Listed records:
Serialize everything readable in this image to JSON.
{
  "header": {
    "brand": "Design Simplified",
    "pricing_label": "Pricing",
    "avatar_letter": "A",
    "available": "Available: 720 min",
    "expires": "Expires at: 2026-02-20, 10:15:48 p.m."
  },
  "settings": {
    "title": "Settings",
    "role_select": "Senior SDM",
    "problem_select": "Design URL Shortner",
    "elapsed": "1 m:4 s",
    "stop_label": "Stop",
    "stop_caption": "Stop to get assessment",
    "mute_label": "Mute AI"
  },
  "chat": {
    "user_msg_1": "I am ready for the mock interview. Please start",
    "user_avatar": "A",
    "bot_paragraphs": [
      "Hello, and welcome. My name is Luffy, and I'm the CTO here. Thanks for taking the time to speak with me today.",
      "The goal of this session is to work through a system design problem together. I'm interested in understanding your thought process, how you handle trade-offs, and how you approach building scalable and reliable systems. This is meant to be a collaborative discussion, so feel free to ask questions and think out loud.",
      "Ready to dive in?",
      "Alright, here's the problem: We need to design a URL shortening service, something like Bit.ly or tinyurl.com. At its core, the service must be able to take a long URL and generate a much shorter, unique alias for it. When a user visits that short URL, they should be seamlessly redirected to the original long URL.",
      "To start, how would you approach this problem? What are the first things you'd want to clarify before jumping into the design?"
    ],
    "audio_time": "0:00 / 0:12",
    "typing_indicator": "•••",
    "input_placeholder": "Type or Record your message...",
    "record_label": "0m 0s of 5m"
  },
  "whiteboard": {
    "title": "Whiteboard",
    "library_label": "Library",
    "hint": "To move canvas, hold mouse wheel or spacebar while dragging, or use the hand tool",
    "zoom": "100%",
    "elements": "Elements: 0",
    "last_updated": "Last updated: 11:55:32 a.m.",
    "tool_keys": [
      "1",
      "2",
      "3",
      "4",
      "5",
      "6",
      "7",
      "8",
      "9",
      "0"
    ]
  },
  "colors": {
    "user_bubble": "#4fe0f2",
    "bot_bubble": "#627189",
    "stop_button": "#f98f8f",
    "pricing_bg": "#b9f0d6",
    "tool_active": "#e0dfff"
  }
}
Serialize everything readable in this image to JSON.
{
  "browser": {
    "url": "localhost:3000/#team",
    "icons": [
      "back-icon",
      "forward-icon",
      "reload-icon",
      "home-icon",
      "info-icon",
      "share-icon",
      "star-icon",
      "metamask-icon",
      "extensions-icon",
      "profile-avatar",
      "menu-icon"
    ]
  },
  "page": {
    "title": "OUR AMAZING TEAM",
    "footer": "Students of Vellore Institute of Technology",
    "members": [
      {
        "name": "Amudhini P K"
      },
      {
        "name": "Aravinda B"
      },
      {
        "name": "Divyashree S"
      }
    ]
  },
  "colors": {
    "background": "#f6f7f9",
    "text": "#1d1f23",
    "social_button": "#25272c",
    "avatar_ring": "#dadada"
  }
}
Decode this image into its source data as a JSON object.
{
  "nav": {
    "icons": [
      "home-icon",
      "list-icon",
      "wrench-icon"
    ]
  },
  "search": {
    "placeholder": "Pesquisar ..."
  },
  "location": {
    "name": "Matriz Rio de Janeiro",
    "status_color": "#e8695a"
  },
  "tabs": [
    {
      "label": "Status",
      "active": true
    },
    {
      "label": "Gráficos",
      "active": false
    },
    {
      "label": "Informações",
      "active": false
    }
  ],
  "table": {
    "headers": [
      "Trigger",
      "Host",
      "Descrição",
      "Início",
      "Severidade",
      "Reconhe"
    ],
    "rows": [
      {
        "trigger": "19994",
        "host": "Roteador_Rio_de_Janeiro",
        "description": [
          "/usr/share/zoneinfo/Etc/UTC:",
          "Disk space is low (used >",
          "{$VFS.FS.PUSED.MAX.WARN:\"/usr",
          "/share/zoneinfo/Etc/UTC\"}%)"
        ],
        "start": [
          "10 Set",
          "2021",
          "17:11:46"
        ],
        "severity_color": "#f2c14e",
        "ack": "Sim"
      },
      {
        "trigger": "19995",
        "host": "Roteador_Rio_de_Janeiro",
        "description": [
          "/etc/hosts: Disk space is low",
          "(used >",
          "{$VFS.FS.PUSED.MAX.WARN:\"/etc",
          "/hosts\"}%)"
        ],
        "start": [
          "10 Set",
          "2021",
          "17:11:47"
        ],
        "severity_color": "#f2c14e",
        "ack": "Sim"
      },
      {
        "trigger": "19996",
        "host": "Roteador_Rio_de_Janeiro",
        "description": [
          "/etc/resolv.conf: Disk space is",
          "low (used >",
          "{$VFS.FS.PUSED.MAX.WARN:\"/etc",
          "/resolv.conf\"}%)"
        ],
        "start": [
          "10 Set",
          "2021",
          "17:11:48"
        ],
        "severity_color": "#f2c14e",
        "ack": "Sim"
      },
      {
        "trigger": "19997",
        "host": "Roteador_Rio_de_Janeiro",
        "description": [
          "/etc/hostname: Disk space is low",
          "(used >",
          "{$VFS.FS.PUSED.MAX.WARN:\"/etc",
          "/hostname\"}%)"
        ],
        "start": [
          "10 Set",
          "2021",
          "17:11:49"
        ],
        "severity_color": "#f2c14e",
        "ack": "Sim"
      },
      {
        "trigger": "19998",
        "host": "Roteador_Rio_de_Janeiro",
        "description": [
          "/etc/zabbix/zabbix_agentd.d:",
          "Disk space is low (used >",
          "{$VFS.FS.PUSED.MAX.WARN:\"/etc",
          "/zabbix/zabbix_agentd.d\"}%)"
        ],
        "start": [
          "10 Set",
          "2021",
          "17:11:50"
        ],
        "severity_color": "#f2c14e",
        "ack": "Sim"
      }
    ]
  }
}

Direction:
Retype the data exactly as given.

Finished answer:
Serialize everything readable in this image to JSON.
{
  "header": {
    "brand": "Design Simplified",
    "pricing_label": "Pricing",
    "avatar_letter": "A",
    "available": "Available: 720 min",
    "expires": "Expires at: 2026-02-20, 10:15:48 p.m."
  },
  "settings": {
    "title": "Settings",
    "role_select": "Senior SDM",
    "problem_select": "Design URL Shortner",
    "elapsed": "1 m:4 s",
    "stop_label": "Stop",
    "stop_caption": "Stop to get assessment",
    "mute_label": "Mute AI"
  },
  "chat": {
    "user_msg_1": "I am ready for the mock interview. Please start",
    "user_avatar": "A",
    "bot_paragraphs": [
      "Hello, and welcome. My name is Luffy, and I'm the CTO here. Thanks for taking the time to speak with me today.",
      "The goal of this session is to work through a system design problem together. I'm interested in understanding your thought process, how you handle trade-offs, and how you approach building scalable and reliable systems. This is meant to be a collaborative discussion, so feel free to ask questions and think out loud.",
      "Ready to dive in?",
      "Alright, here's the problem: We need to design a URL shortening service, something like Bit.ly or tinyurl.com. At its core, the service must be able to take a long URL and generate a much shorter, unique alias for it. When a user visits that short URL, they should be seamlessly redirected to the original long URL.",
      "To start, how would you approach this problem? What are the first things you'd want to clarify before jumping into the design?"
    ],
    "audio_time": "0:00 / 0:12",
    "typing_indicator": "•••",
    "input_placeholder": "Type or Record your message...",
    "record_label": "0m 0s of 5m"
  },
  "whiteboard": {
    "title": "Whiteboard",
    "library_label": "Library",
    "hint": "To move canvas, hold mouse wheel or spacebar while dragging, or use the hand tool",
    "zoom": "100%",
    "elements": "Elements: 0",
    "last_updated": "Last updated: 11:55:32 a.m.",
    "tool_keys": [
      "1",
      "2",
      "3",
      "4",
      "5",
      "6",
      "7",
      "8",
      "9",
      "0"
    ]
  },
  "colors": {
    "user_bubble": "#4fe0f2",
    "bot_bubble": "#627189",
    "stop_button": "#f98f8f",
    "pricing_bg": "#b9f0d6",
    "tool_active": "#e0dfff"
  }
}
Serialize everything readable in this image to JSON.
{
  "browser": {
    "url": "localhost:3000/#team",
    "icons": [
      "back-icon",
      "forward-icon",
      "reload-icon",
      "home-icon",
      "info-icon",
      "share-icon",
      "star-icon",
      "metamask-icon",
      "extensions-icon",
      "profile-avatar",
      "menu-icon"
    ]
  },
  "page": {
    "title": "OUR AMAZING TEAM",
    "footer": "Students of Vellore Institute of Technology",
    "members": [
      {
        "name": "Amudhini P K"
      },
      {
        "name": "Aravinda B"
      },
      {
        "name": "Divyashree S"
      }
    ]
  },
  "colors": {
    "background": "#f6f7f9",
    "text": "#1d1f23",
    "social_button": "#25272c",
    "avatar_ring": "#dadada"
  }
}
Decode this image into its source data as a JSON object.
{
  "nav": {
    "icons": [
      "home-icon",
      "list-icon",
      "wrench-icon"
    ]
  },
  "search": {
    "placeholder": "Pesquisar ..."
  },
  "location": {
    "name": "Matriz Rio de Janeiro",
    "status_color": "#e8695a"
  },
  "tabs": [
    {
      "label": "Status",
      "active": true
    },
    {
      "label": "Gráficos",
      "active": false
    },
    {
      "label": "Informações",
      "active": false
    }
  ],
  "table": {
    "headers": [
      "Trigger",
      "Host",
      "Descrição",
      "Início",
      "Severidade",
      "Reconhe"
    ],
    "rows": [
      {
        "trigger": "19994",
        "host": "Roteador_Rio_de_Janeiro",
        "description": [
          "/usr/share/zoneinfo/Etc/UTC:",
          "Disk space is low (used >",
          "{$VFS.FS.PUSED.MAX.WARN:\"/usr",
          "/share/zoneinfo/Etc/UTC\"}%)"
        ],
        "start": [
          "10 Set",
          "2021",
          "17:11:46"
        ],
        "severity_color": "#f2c14e",
        "ack": "Sim"
      },
      {
        "trigger": "19995",
        "host": "Roteador_Rio_de_Janeiro",
        "description": [
          "/etc/hosts: Disk space is low",
          "(used >",
          "{$VFS.FS.PUSED.MAX.WARN:\"/etc",
          "/hosts\"}%)"
        ],
        "start": [
          "10 Set",
          "2021",
          "17:11:47"
        ],
        "severity_color": "#f2c14e",
        "ack": "Sim"
      },
      {
        "trigger": "19996",
        "host": "Roteador_Rio_de_Janeiro",
        "description": [
          "/etc/resolv.conf: Disk space is",
          "low (used >",
          "{$VFS.FS.PUSED.MAX.WARN:\"/etc",
          "/resolv.conf\"}%)"
        ],
        "start": [
          "10 Set",
          "2021",
          "17:11:48"
        ],
        "severity_color": "#f2c14e",
        "ack": "Sim"
      },
      {
        "trigger": "19997",
        "host": "Roteador_Rio_de_Janeiro",
        "description": [
          "/etc/hostname: Disk space is low",
          "(used >",
          "{$VFS.FS.PUSED.MAX.WARN:\"/etc",
          "/hostname\"}%)"
        ],
        "start": [
          "10 Set",
          "2021",
          "17:11:49"
        ],
        "severity_color": "#f2c14e",
        "ack": "Sim"
      },
      {
        "trigger": "19998",
        "host": "Roteador_Rio_de_Janeiro",
        "description": [
          "/etc/zabbix/zabbix_agentd.d:",
          "Disk space is low (used >",
          "{$VFS.FS.PUSED.MAX.WARN:\"/etc",
          "/zabbix/zabbix_agentd.d\"}%)"
        ],
        "start": [
          "10 Set",
          "2021",
          "17:11:50"
        ],
        "severity_color": "#f2c14e",
        "ack": "Sim"
      }
    ]
  }
}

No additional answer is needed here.